**WRITTEN EXERCISE:**
Word for word, quote all of the material, omitting the pictures.

**EXTRACTED DATA:**

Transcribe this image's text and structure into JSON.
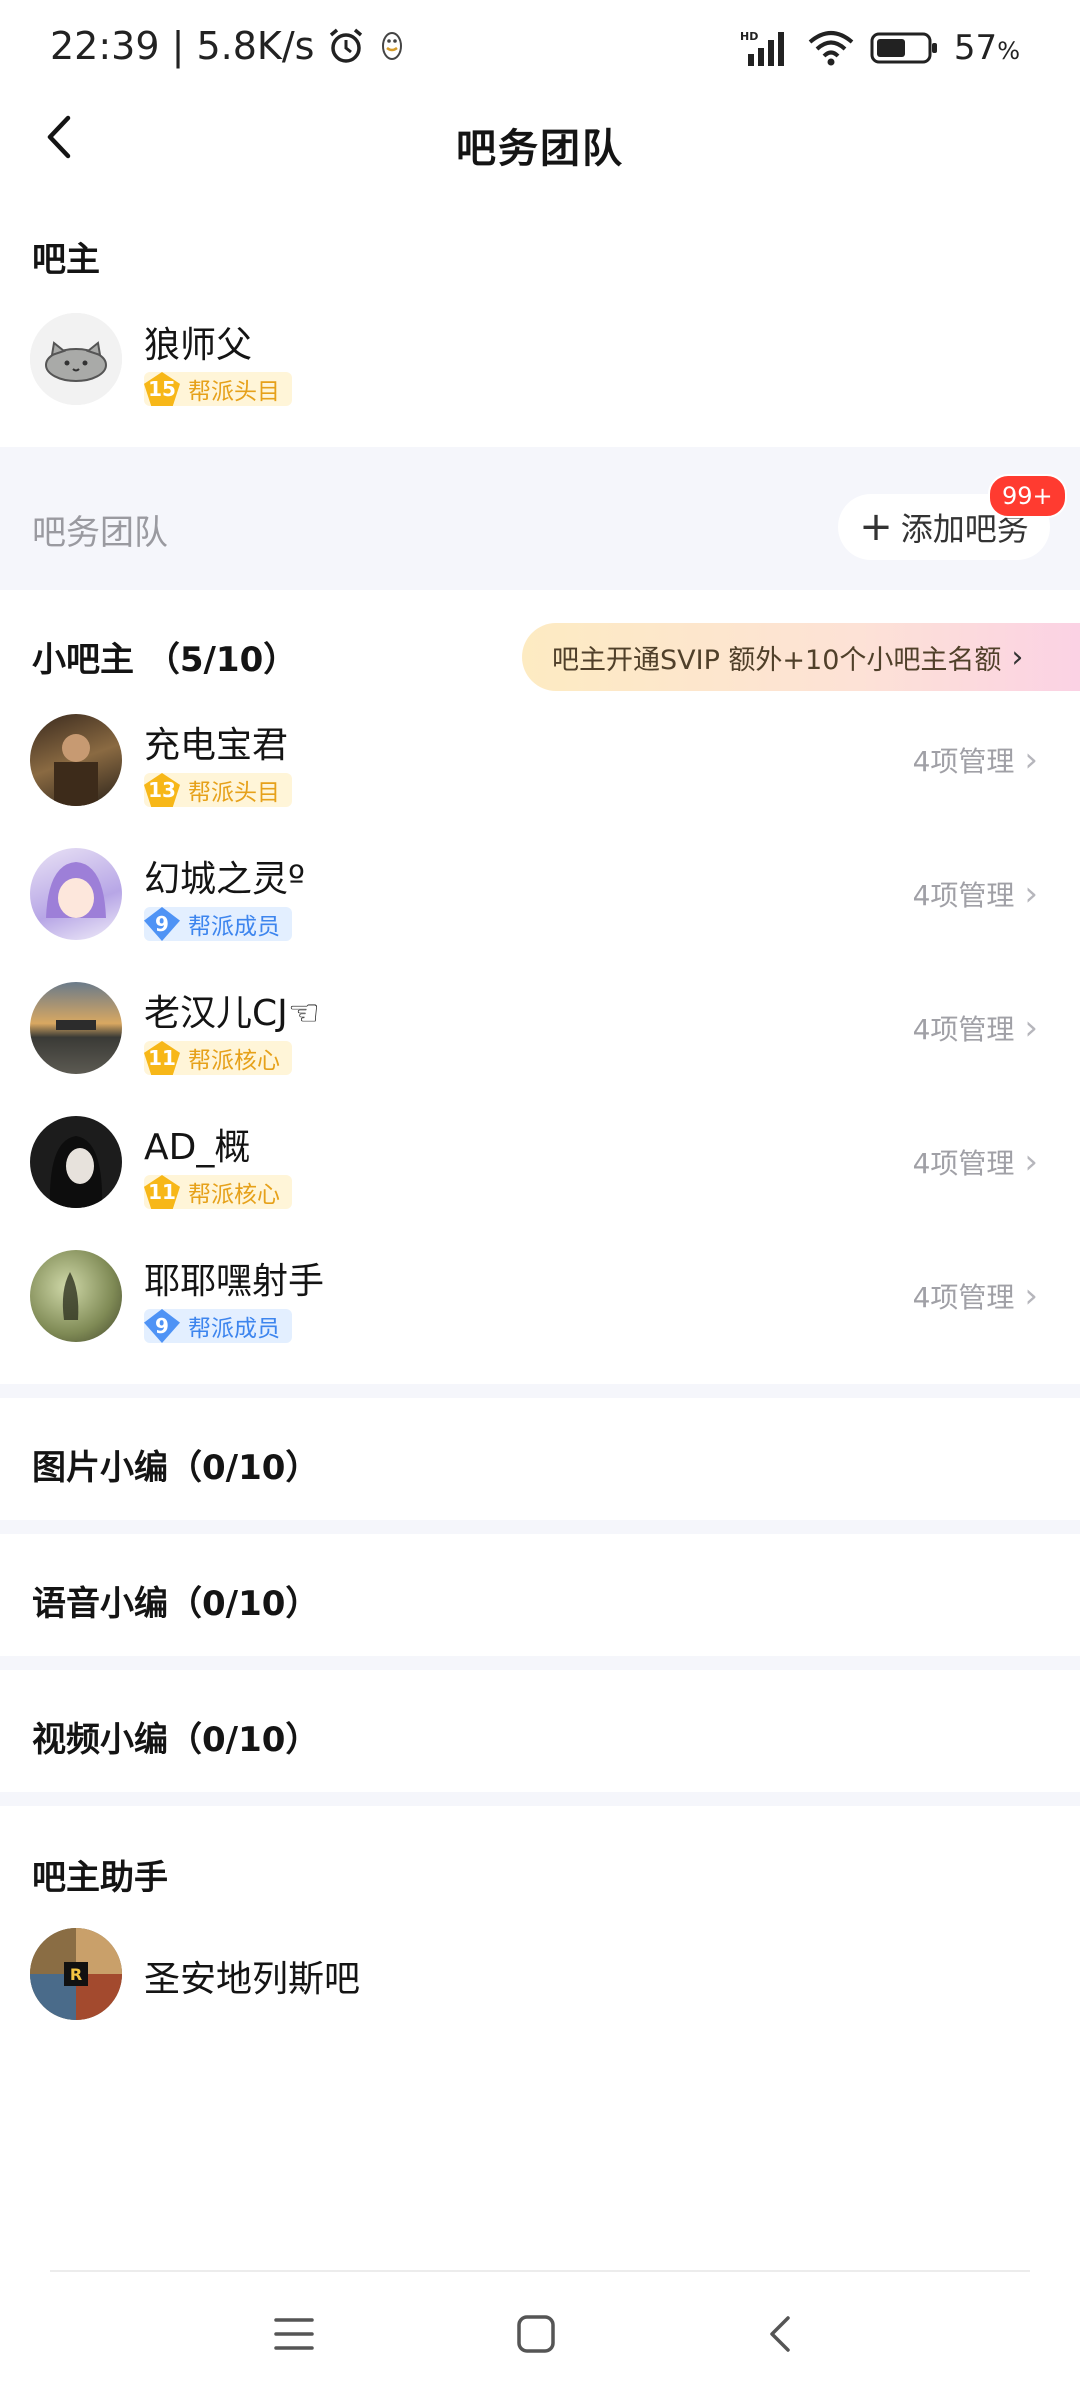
{
  "status_bar": {
    "time_speed": "22:39 | 5.8K/s",
    "battery": "57",
    "battery_unit": "%",
    "alarm_icon": "alarm-clock-icon",
    "qq_icon": "qq-penguin-icon",
    "signal_label": "HD"
  },
  "header": {
    "title": "吧务团队",
    "back_icon": "back-arrow-icon"
  },
  "owner_section": {
    "title": "吧主",
    "user": {
      "name": "狼师父",
      "level": "15",
      "badge": "帮派头目",
      "badge_type": "gold"
    }
  },
  "team_band": {
    "label": "吧务团队",
    "add_button": "添加吧务",
    "notification_count": "99+"
  },
  "sub_owners": {
    "title": "小吧主 （5/10）",
    "promo": "吧主开通SVIP 额外+10个小吧主名额",
    "members": [
      {
        "name": "充电宝君",
        "level": "13",
        "badge": "帮派头目",
        "badge_type": "gold",
        "manage": "4项管理"
      },
      {
        "name": "幻城之灵º",
        "level": "9",
        "badge": "帮派成员",
        "badge_type": "blue",
        "manage": "4项管理"
      },
      {
        "name": "老汉儿CJ☜",
        "level": "11",
        "badge": "帮派核心",
        "badge_type": "gold",
        "manage": "4项管理"
      },
      {
        "name": "AD_概",
        "level": "11",
        "badge": "帮派核心",
        "badge_type": "gold",
        "manage": "4项管理"
      },
      {
        "name": "耶耶嘿射手",
        "level": "9",
        "badge": "帮派成员",
        "badge_type": "blue",
        "manage": "4项管理"
      }
    ]
  },
  "editor_sections": [
    {
      "title": "图片小编（0/10）"
    },
    {
      "title": "语音小编（0/10）"
    },
    {
      "title": "视频小编（0/10）"
    }
  ],
  "assistant_section": {
    "title": "吧主助手",
    "user": {
      "name": "圣安地列斯吧"
    }
  },
  "nav_bar": {
    "menu_icon": "menu-icon",
    "home_icon": "home-square-icon",
    "back_icon": "nav-back-icon"
  },
  "colors": {
    "band": "#f5f6fb",
    "gold_badge": "#f7b718",
    "blue_badge": "#4f93f5",
    "red_badge": "#ff3b30"
  }
}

**WRITTEN RESPONSE:**
Transcribe this image's text and structure into JSON.
{
  "status_bar": {
    "time_speed": "22:39 | 5.8K/s",
    "battery": "57",
    "battery_unit": "%",
    "alarm_icon": "alarm-clock-icon",
    "qq_icon": "qq-penguin-icon",
    "signal_label": "HD"
  },
  "header": {
    "title": "吧务团队",
    "back_icon": "back-arrow-icon"
  },
  "owner_section": {
    "title": "吧主",
    "user": {
      "name": "狼师父",
      "level": "15",
      "badge": "帮派头目",
      "badge_type": "gold"
    }
  },
  "team_band": {
    "label": "吧务团队",
    "add_button": "添加吧务",
    "notification_count": "99+"
  },
  "sub_owners": {
    "title": "小吧主 （5/10）",
    "promo": "吧主开通SVIP 额外+10个小吧主名额",
    "members": [
      {
        "name": "充电宝君",
        "level": "13",
        "badge": "帮派头目",
        "badge_type": "gold",
        "manage": "4项管理"
      },
      {
        "name": "幻城之灵º",
        "level": "9",
        "badge": "帮派成员",
        "badge_type": "blue",
        "manage": "4项管理"
      },
      {
        "name": "老汉儿CJ☜",
        "level": "11",
        "badge": "帮派核心",
        "badge_type": "gold",
        "manage": "4项管理"
      },
      {
        "name": "AD_概",
        "level": "11",
        "badge": "帮派核心",
        "badge_type": "gold",
        "manage": "4项管理"
      },
      {
        "name": "耶耶嘿射手",
        "level": "9",
        "badge": "帮派成员",
        "badge_type": "blue",
        "manage": "4项管理"
      }
    ]
  },
  "editor_sections": [
    {
      "title": "图片小编（0/10）"
    },
    {
      "title": "语音小编（0/10）"
    },
    {
      "title": "视频小编（0/10）"
    }
  ],
  "assistant_section": {
    "title": "吧主助手",
    "user": {
      "name": "圣安地列斯吧"
    }
  },
  "nav_bar": {
    "menu_icon": "menu-icon",
    "home_icon": "home-square-icon",
    "back_icon": "nav-back-icon"
  },
  "colors": {
    "band": "#f5f6fb",
    "gold_badge": "#f7b718",
    "blue_badge": "#4f93f5",
    "red_badge": "#ff3b30"
  }
}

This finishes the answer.